● **Your objective**: Determine how many lines of the entries that follow contain "color", and respond with that number alone.

——

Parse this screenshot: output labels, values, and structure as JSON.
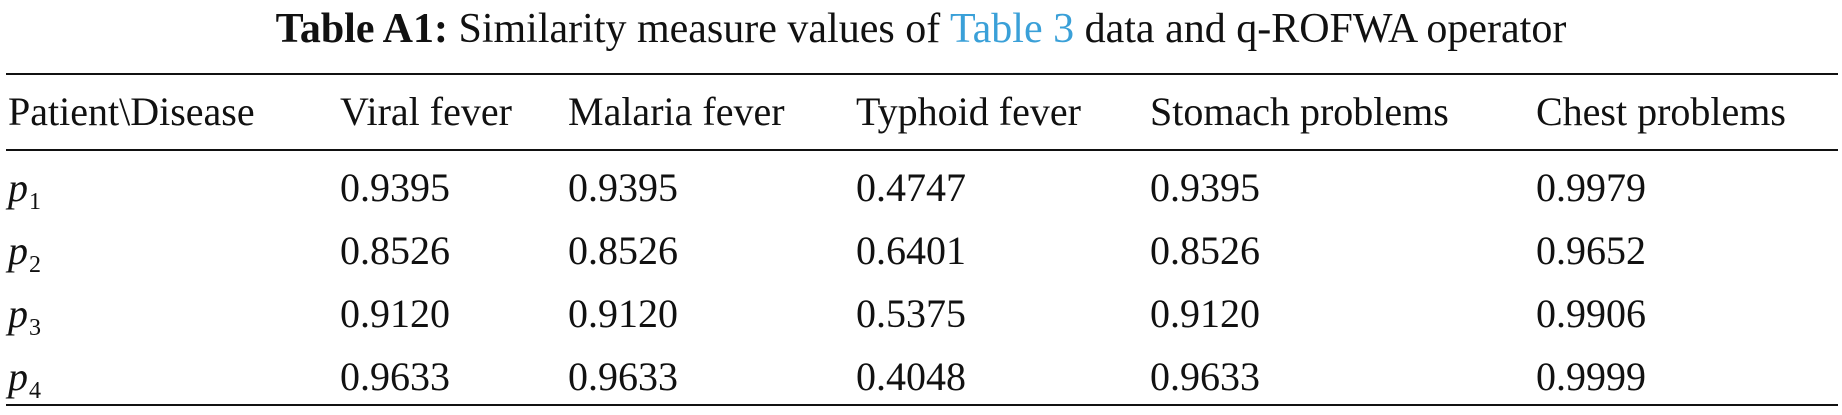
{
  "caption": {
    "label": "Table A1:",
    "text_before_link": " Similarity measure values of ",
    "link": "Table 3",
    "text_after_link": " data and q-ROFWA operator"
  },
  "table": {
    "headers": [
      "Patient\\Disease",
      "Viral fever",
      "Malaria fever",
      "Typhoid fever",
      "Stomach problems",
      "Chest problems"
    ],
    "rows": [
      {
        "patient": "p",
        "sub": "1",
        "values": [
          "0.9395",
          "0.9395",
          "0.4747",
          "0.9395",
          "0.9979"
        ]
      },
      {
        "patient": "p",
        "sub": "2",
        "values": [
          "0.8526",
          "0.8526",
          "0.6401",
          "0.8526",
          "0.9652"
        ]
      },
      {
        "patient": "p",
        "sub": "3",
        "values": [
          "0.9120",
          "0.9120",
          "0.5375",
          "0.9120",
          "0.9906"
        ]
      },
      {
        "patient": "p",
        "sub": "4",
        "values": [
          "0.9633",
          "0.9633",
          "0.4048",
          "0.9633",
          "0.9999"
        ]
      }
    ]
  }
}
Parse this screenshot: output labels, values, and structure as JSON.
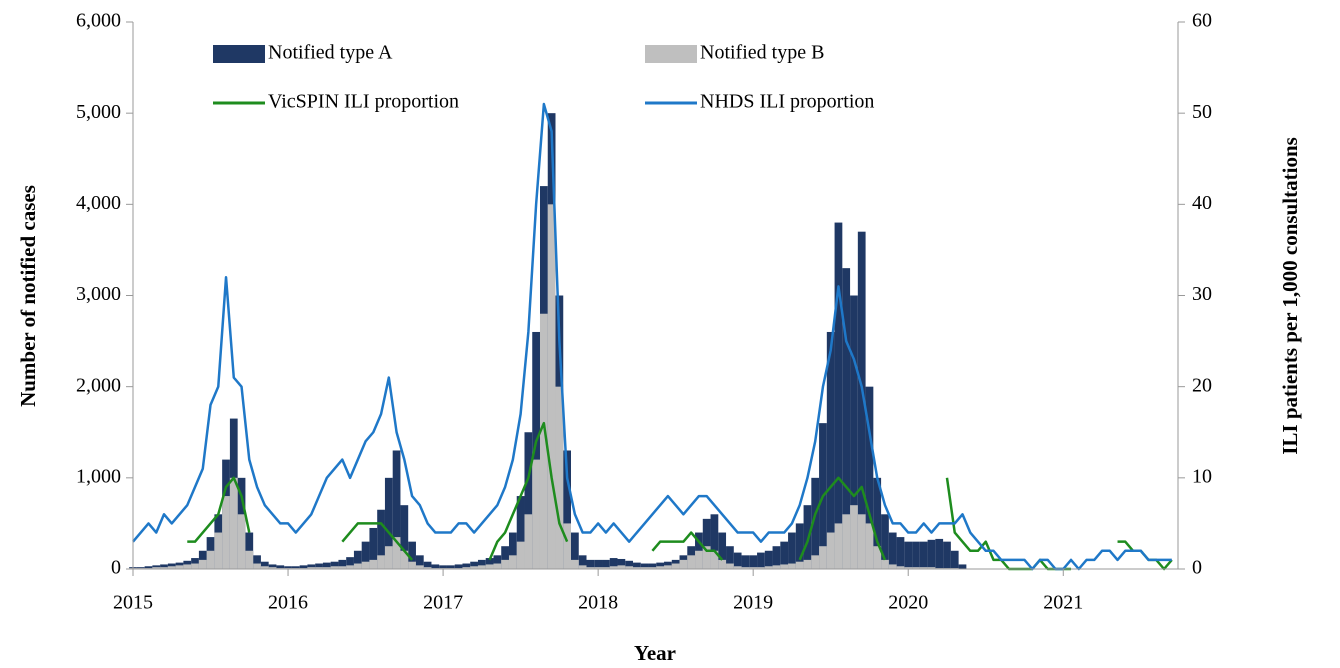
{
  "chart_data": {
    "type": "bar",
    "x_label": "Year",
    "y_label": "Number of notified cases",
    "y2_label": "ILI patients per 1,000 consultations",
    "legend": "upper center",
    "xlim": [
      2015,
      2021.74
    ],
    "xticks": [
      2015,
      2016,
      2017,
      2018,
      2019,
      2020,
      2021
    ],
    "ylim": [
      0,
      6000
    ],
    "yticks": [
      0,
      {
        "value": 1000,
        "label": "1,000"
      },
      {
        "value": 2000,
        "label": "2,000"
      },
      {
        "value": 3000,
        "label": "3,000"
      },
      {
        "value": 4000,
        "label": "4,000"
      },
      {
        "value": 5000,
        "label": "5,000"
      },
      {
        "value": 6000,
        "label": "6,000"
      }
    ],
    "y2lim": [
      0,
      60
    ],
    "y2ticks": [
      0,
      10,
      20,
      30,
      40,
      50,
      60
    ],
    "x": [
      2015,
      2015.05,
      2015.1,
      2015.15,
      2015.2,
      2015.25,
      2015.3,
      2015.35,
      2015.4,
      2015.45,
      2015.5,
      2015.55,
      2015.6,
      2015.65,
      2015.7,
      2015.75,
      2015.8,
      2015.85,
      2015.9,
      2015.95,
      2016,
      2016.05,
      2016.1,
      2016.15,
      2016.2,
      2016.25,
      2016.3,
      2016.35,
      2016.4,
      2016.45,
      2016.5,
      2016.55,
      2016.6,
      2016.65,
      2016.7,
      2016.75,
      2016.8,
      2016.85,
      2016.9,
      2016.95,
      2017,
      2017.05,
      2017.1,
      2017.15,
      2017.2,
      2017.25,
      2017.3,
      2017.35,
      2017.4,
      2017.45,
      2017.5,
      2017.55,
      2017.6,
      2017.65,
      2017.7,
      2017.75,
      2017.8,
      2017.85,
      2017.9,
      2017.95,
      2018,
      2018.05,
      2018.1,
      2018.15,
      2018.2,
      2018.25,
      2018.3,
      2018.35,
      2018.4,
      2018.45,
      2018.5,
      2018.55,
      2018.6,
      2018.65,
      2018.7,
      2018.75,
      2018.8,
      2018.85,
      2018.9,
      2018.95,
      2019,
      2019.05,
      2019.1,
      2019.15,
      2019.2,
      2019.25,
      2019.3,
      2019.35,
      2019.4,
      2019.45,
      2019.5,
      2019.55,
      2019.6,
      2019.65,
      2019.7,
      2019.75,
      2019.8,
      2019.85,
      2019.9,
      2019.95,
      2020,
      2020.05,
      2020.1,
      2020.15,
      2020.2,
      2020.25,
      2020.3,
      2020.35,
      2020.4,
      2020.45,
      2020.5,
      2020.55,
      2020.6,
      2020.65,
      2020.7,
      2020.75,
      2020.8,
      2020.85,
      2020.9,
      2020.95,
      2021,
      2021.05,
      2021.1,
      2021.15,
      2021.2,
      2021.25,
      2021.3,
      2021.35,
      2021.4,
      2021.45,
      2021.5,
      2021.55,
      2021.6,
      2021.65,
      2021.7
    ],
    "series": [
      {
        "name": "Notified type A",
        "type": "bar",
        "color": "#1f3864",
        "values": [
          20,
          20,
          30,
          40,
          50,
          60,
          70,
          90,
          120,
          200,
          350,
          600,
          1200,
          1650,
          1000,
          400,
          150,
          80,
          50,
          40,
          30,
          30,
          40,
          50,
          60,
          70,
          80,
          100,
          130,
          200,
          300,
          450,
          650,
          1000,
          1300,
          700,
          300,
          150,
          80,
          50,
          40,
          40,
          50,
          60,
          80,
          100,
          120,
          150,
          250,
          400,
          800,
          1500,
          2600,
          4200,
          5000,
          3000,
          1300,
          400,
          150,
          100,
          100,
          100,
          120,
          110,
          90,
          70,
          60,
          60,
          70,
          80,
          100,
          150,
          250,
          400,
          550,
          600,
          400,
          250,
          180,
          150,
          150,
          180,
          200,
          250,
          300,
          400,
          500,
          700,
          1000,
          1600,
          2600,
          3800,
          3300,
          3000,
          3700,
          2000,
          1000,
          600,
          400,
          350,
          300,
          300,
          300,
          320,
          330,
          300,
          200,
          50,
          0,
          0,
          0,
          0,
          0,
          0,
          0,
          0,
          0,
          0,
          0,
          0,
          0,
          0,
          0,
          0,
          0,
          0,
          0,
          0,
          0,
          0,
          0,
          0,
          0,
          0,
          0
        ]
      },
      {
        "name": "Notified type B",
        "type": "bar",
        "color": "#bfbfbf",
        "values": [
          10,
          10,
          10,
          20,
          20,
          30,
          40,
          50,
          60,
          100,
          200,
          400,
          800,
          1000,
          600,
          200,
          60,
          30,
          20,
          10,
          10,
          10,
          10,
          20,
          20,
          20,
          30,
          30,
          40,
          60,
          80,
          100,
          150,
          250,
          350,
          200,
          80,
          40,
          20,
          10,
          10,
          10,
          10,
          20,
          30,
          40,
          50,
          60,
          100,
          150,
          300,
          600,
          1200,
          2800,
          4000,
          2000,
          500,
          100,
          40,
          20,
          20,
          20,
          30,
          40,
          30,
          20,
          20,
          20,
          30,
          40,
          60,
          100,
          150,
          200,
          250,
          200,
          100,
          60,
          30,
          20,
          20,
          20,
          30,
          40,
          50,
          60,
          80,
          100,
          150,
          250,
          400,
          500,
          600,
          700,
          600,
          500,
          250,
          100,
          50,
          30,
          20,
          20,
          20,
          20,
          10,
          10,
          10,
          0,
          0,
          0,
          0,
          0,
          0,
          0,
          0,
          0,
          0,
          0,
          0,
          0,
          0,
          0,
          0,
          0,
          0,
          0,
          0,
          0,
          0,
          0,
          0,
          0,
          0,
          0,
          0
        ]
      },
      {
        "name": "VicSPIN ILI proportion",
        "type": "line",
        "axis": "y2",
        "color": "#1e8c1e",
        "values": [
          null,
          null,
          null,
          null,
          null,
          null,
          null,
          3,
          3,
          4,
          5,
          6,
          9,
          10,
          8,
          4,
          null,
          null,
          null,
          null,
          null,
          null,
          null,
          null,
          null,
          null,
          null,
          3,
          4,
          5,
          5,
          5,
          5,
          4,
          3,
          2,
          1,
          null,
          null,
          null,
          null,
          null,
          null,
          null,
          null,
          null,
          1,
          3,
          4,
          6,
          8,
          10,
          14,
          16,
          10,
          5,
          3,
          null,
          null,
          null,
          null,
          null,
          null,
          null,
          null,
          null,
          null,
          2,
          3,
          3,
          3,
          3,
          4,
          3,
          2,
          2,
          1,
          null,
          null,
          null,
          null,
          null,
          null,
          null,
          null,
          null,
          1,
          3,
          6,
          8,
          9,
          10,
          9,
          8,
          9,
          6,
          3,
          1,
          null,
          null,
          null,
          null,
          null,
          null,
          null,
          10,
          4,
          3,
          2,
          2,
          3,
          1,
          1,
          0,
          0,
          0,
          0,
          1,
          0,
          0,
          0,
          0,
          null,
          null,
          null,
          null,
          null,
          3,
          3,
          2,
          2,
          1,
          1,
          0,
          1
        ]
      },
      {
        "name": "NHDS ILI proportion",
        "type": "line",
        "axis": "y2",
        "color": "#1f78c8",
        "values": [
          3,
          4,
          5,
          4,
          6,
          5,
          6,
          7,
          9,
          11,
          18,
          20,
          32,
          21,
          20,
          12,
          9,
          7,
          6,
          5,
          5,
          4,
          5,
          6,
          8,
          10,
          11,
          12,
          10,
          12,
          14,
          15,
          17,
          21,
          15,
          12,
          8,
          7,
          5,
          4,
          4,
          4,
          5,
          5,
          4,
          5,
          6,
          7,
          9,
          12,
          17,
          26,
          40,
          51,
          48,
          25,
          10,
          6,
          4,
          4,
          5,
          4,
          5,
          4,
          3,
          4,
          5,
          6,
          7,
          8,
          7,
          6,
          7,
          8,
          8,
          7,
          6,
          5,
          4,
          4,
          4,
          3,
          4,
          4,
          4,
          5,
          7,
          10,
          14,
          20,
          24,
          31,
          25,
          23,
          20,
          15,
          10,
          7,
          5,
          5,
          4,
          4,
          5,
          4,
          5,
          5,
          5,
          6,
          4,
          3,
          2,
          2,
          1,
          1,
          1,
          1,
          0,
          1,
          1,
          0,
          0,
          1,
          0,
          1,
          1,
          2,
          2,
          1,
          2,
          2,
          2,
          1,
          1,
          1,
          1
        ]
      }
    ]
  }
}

——

● **Task response**: 4